◆ **Task instructions**: Please write out every line of the rows below as a numbered list, skipping blank lines and leaving the pictures out.

◆ **Data shown**:

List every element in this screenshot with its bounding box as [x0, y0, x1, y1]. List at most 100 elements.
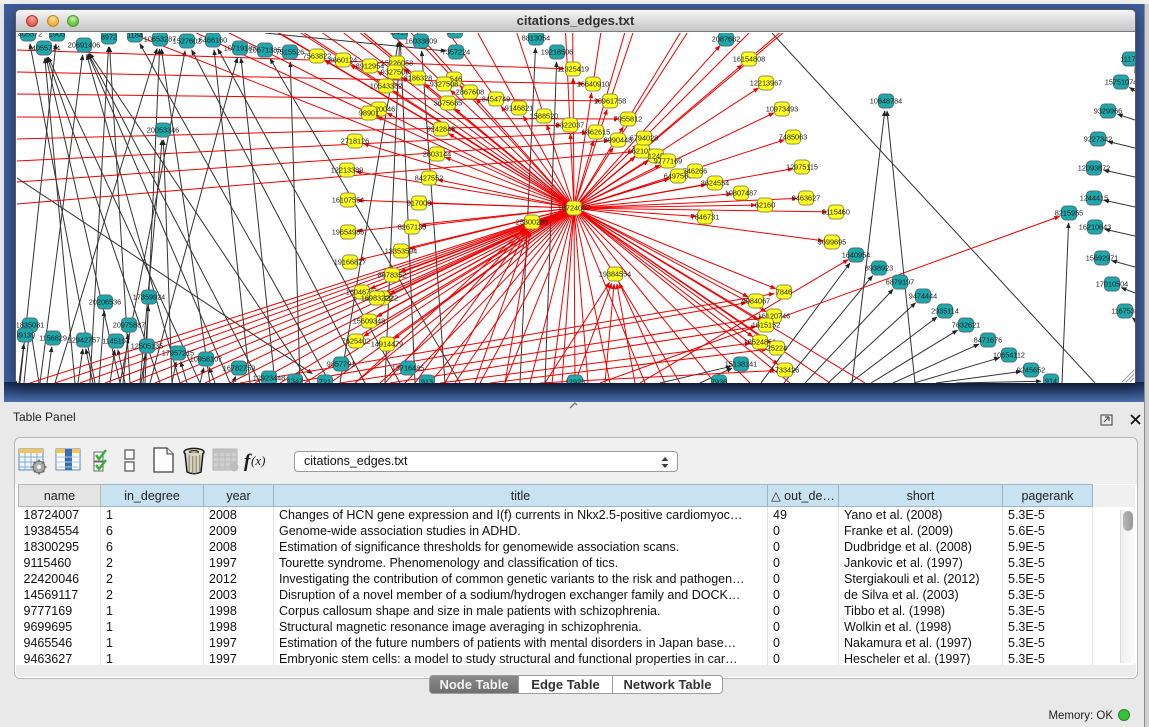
svg-text:12353594: 12353594 [385, 246, 417, 255]
svg-text:1184: 1184 [127, 33, 143, 39]
svg-text:16640910: 16640910 [577, 79, 609, 88]
svg-text:11325419: 11325419 [557, 64, 589, 73]
svg-text:917008: 917008 [407, 198, 431, 207]
svg-text:14055714: 14055714 [28, 43, 60, 52]
svg-text:2405572: 2405572 [17, 33, 42, 38]
svg-text:15692971: 15692971 [1086, 253, 1118, 262]
svg-text:9329966: 9329966 [1094, 106, 1122, 115]
svg-text:2718126: 2718126 [341, 136, 369, 145]
svg-text:1615152: 1615152 [752, 320, 780, 329]
svg-text:10807487: 10807487 [725, 188, 757, 197]
svg-text:10654112: 10654112 [993, 350, 1025, 359]
svg-text:17359924: 17359924 [133, 292, 165, 301]
svg-text:12213967: 12213967 [750, 78, 782, 87]
svg-text:20206536: 20206536 [89, 297, 121, 306]
svg-text:3624554: 3624554 [701, 178, 729, 187]
svg-text:9084067: 9084067 [742, 296, 770, 305]
svg-text:16154808: 16154808 [733, 54, 765, 63]
svg-text:20053346: 20053346 [147, 125, 179, 134]
svg-text:16033809: 16033809 [405, 36, 437, 45]
svg-text:1342: 1342 [287, 376, 303, 383]
svg-text:16782759: 16782759 [223, 363, 255, 372]
svg-text:18724007: 18724007 [558, 203, 590, 212]
svg-text:10961758: 10961758 [594, 96, 626, 105]
svg-text:8215955: 8215955 [1055, 208, 1083, 217]
svg-text:(x): (x) [251, 453, 265, 468]
svg-text:16107554: 16107554 [332, 195, 364, 204]
svg-text:12923: 12923 [565, 377, 585, 383]
svg-text:7936: 7936 [711, 377, 727, 383]
svg-text:25224: 25224 [767, 343, 787, 352]
svg-text:9463627: 9463627 [792, 193, 820, 202]
svg-text:20691406: 20691406 [68, 40, 100, 49]
svg-text:8454749: 8454749 [482, 94, 510, 103]
svg-text:10653287: 10653287 [144, 34, 176, 43]
svg-text:2867608: 2867608 [456, 87, 484, 96]
svg-text:7625402: 7625402 [342, 336, 370, 345]
svg-text:2347: 2347 [447, 33, 463, 35]
svg-text:62160: 62160 [755, 200, 775, 209]
svg-text:7515526: 7515526 [276, 47, 304, 56]
svg-text:3675685: 3675685 [434, 98, 462, 107]
svg-text:1640954: 1640954 [842, 250, 870, 259]
svg-text:98901: 98901 [359, 108, 379, 117]
svg-text:1733426: 1733426 [771, 365, 799, 374]
svg-text:10958107: 10958107 [190, 354, 222, 363]
svg-text:12942757: 12942757 [68, 335, 100, 344]
svg-text:12213389: 12213389 [331, 165, 363, 174]
svg-text:16210643: 16210643 [1079, 222, 1111, 231]
svg-text:914: 914 [1045, 376, 1057, 383]
svg-text:2803144: 2803144 [423, 149, 451, 158]
svg-text:19166827: 19166827 [334, 257, 366, 266]
svg-text:2087682: 2087682 [712, 34, 740, 43]
svg-text:8938923: 8938923 [865, 263, 893, 272]
svg-text:8678352: 8678352 [378, 270, 406, 279]
svg-text:9115460: 9115460 [822, 207, 850, 216]
svg-text:721: 721 [319, 377, 331, 383]
svg-text:8471676: 8471676 [974, 335, 1002, 344]
svg-text:9245652: 9245652 [1017, 365, 1045, 374]
svg-text:15609348: 15609348 [353, 316, 385, 325]
svg-text:9227342: 9227342 [1084, 134, 1112, 143]
svg-text:1244415: 1244415 [1080, 193, 1108, 202]
svg-text:15751074: 15751074 [1105, 77, 1135, 86]
svg-text:9242848: 9242848 [427, 124, 455, 133]
svg-text:2935114: 2935114 [931, 306, 959, 315]
svg-text:1588520: 1588520 [530, 111, 558, 120]
svg-text:9327508: 9327508 [430, 79, 458, 88]
svg-text:1156829: 1156829 [39, 333, 67, 342]
svg-text:1905: 1905 [49, 33, 65, 38]
svg-text:13716485: 13716485 [392, 363, 424, 372]
svg-text:19218506: 19218506 [541, 47, 573, 56]
svg-text:9777169: 9777169 [654, 156, 682, 165]
svg-text:1527602: 1527602 [173, 36, 201, 45]
svg-text:8912954: 8912954 [356, 61, 384, 70]
svg-text:6794028: 6794028 [630, 133, 658, 142]
svg-text:913: 913 [421, 377, 433, 383]
svg-text:12093872: 12093872 [1078, 163, 1110, 172]
svg-text:1145194: 1145194 [102, 336, 130, 345]
svg-text:25300285: 25300285 [516, 217, 548, 226]
svg-text:8322037: 8322037 [556, 120, 584, 129]
svg-text:14914479: 14914479 [371, 339, 403, 348]
svg-text:10973493: 10973493 [766, 104, 798, 113]
svg-text:7955812: 7955812 [614, 114, 642, 123]
svg-text:9327509: 9327509 [381, 67, 409, 76]
svg-text:39139: 39139 [17, 330, 35, 339]
svg-text:7632621: 7632621 [952, 320, 980, 329]
svg-text:8267130: 8267130 [398, 222, 426, 231]
svg-text:7485063: 7485063 [779, 132, 807, 141]
svg-text:8660124: 8660124 [329, 55, 357, 64]
svg-text:7357224: 7357224 [442, 47, 470, 56]
svg-text:8427552: 8427552 [415, 173, 443, 182]
svg-text:7846: 7846 [776, 287, 792, 296]
svg-text:12505135: 12505135 [131, 341, 163, 350]
svg-text:7563822: 7563822 [303, 51, 331, 60]
svg-text:9857791: 9857791 [327, 359, 355, 368]
svg-text:9146821: 9146821 [505, 103, 533, 112]
svg-text:15138141: 15138141 [725, 359, 757, 368]
svg-text:12923448: 12923448 [253, 373, 285, 382]
svg-text:8990448: 8990448 [604, 135, 632, 144]
svg-text:19654985: 19654985 [332, 227, 364, 236]
svg-text:6879197: 6879197 [886, 277, 914, 286]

◆ **Response to the task**:
1. List every element in this screenshot with its bounding box as [x0, y0, x1, y1]. List at most 100 elements.
2. svg-text:12353594: 12353594 [385, 246, 417, 255]
3. svg-text:1184: 1184 [127, 33, 143, 39]
4. svg-text:16640910: 16640910 [577, 79, 609, 88]
5. svg-text:11325419: 11325419 [557, 64, 589, 73]
6. svg-text:917008: 917008 [407, 198, 431, 207]
7. svg-text:14055714: 14055714 [28, 43, 60, 52]
8. svg-text:2405572: 2405572 [17, 33, 42, 38]
9. svg-text:15692971: 15692971 [1086, 253, 1118, 262]
10. svg-text:9329966: 9329966 [1094, 106, 1122, 115]
11. svg-text:2718126: 2718126 [341, 136, 369, 145]
12. svg-text:1615152: 1615152 [752, 320, 780, 329]
13. svg-text:10807487: 10807487 [725, 188, 757, 197]
14. svg-text:10654112: 10654112 [993, 350, 1025, 359]
15. svg-text:17359924: 17359924 [133, 292, 165, 301]
16. svg-text:12213967: 12213967 [750, 78, 782, 87]
17. svg-text:20206536: 20206536 [89, 297, 121, 306]
18. svg-text:3624554: 3624554 [701, 178, 729, 187]
19. svg-text:9084067: 9084067 [742, 296, 770, 305]
20. svg-text:16154808: 16154808 [733, 54, 765, 63]
21. svg-text:20053346: 20053346 [147, 125, 179, 134]
22. svg-text:16033809: 16033809 [405, 36, 437, 45]
23. svg-text:1342: 1342 [287, 376, 303, 383]
24. svg-text:16782759: 16782759 [223, 363, 255, 372]
25. svg-text:18724007: 18724007 [558, 203, 590, 212]
26. svg-text:10961758: 10961758 [594, 96, 626, 105]
27. svg-text:8215955: 8215955 [1055, 208, 1083, 217]
28. svg-text:(x): (x) [251, 453, 265, 468]
29. svg-text:16107554: 16107554 [332, 195, 364, 204]
30. svg-text:12923: 12923 [565, 377, 585, 383]
31. svg-text:7936: 7936 [711, 377, 727, 383]
32. svg-text:25224: 25224 [767, 343, 787, 352]
33. svg-text:9463627: 9463627 [792, 193, 820, 202]
34. svg-text:20691406: 20691406 [68, 40, 100, 49]
35. svg-text:8454749: 8454749 [482, 94, 510, 103]
36. svg-text:10653287: 10653287 [144, 34, 176, 43]
37. svg-text:2867608: 2867608 [456, 87, 484, 96]
38. svg-text:7625402: 7625402 [342, 336, 370, 345]
39. svg-text:2347: 2347 [447, 33, 463, 35]
40. svg-text:62160: 62160 [755, 200, 775, 209]
41. svg-text:7515526: 7515526 [276, 47, 304, 56]
42. svg-text:3675685: 3675685 [434, 98, 462, 107]
43. svg-text:1640954: 1640954 [842, 250, 870, 259]
44. svg-text:98901: 98901 [359, 108, 379, 117]
45. svg-text:1733426: 1733426 [771, 365, 799, 374]
46. svg-text:10958107: 10958107 [190, 354, 222, 363]
47. svg-text:12942757: 12942757 [68, 335, 100, 344]
48. svg-text:12213389: 12213389 [331, 165, 363, 174]
49. svg-text:16210643: 16210643 [1079, 222, 1111, 231]
50. svg-text:914: 914 [1045, 376, 1057, 383]
51. svg-text:2803144: 2803144 [423, 149, 451, 158]
52. svg-text:19166827: 19166827 [334, 257, 366, 266]
53. svg-text:2087682: 2087682 [712, 34, 740, 43]
54. svg-text:8938923: 8938923 [865, 263, 893, 272]
55. svg-text:8678352: 8678352 [378, 270, 406, 279]
56. svg-text:9115460: 9115460 [822, 207, 850, 216]
57. svg-text:721: 721 [319, 377, 331, 383]
58. svg-text:8471676: 8471676 [974, 335, 1002, 344]
59. svg-text:9245652: 9245652 [1017, 365, 1045, 374]
60. svg-text:15609348: 15609348 [353, 316, 385, 325]
61. svg-text:9227342: 9227342 [1084, 134, 1112, 143]
62. svg-text:1244415: 1244415 [1080, 193, 1108, 202]
63. svg-text:15751074: 15751074 [1105, 77, 1135, 86]
64. svg-text:9242848: 9242848 [427, 124, 455, 133]
65. svg-text:2935114: 2935114 [931, 306, 959, 315]
66. svg-text:1588520: 1588520 [530, 111, 558, 120]
67. svg-text:9327508: 9327508 [430, 79, 458, 88]
68. svg-text:1156829: 1156829 [39, 333, 67, 342]
69. svg-text:1905: 1905 [49, 33, 65, 38]
70. svg-text:13716485: 13716485 [392, 363, 424, 372]
71. svg-text:19218506: 19218506 [541, 47, 573, 56]
72. svg-text:9777169: 9777169 [654, 156, 682, 165]
73. svg-text:1527602: 1527602 [173, 36, 201, 45]
74. svg-text:8912954: 8912954 [356, 61, 384, 70]
75. svg-text:6794028: 6794028 [630, 133, 658, 142]
76. svg-text:913: 913 [421, 377, 433, 383]
77. svg-text:12093872: 12093872 [1078, 163, 1110, 172]
78. svg-text:1145194: 1145194 [102, 336, 130, 345]
79. svg-text:25300285: 25300285 [516, 217, 548, 226]
80. svg-text:8322037: 8322037 [556, 120, 584, 129]
81. svg-text:14914479: 14914479 [371, 339, 403, 348]
82. svg-text:10973493: 10973493 [766, 104, 798, 113]
83. svg-text:7955812: 7955812 [614, 114, 642, 123]
84. svg-text:9327509: 9327509 [381, 67, 409, 76]
85. svg-text:39139: 39139 [17, 330, 35, 339]
86. svg-text:7632621: 7632621 [952, 320, 980, 329]
87. svg-text:8267130: 8267130 [398, 222, 426, 231]
88. svg-text:7485063: 7485063 [779, 132, 807, 141]
89. svg-text:8660124: 8660124 [329, 55, 357, 64]
90. svg-text:7357224: 7357224 [442, 47, 470, 56]
91. svg-text:8427552: 8427552 [415, 173, 443, 182]
92. svg-text:7846: 7846 [776, 287, 792, 296]
93. svg-text:12505135: 12505135 [131, 341, 163, 350]
94. svg-text:7563822: 7563822 [303, 51, 331, 60]
95. svg-text:9857791: 9857791 [327, 359, 355, 368]
96. svg-text:9146821: 9146821 [505, 103, 533, 112]
97. svg-text:15138141: 15138141 [725, 359, 757, 368]
98. svg-text:12923448: 12923448 [253, 373, 285, 382]
99. svg-text:8990448: 8990448 [604, 135, 632, 144]
100. svg-text:19654985: 19654985 [332, 227, 364, 236]
101. svg-text:6879197: 6879197 [886, 277, 914, 286]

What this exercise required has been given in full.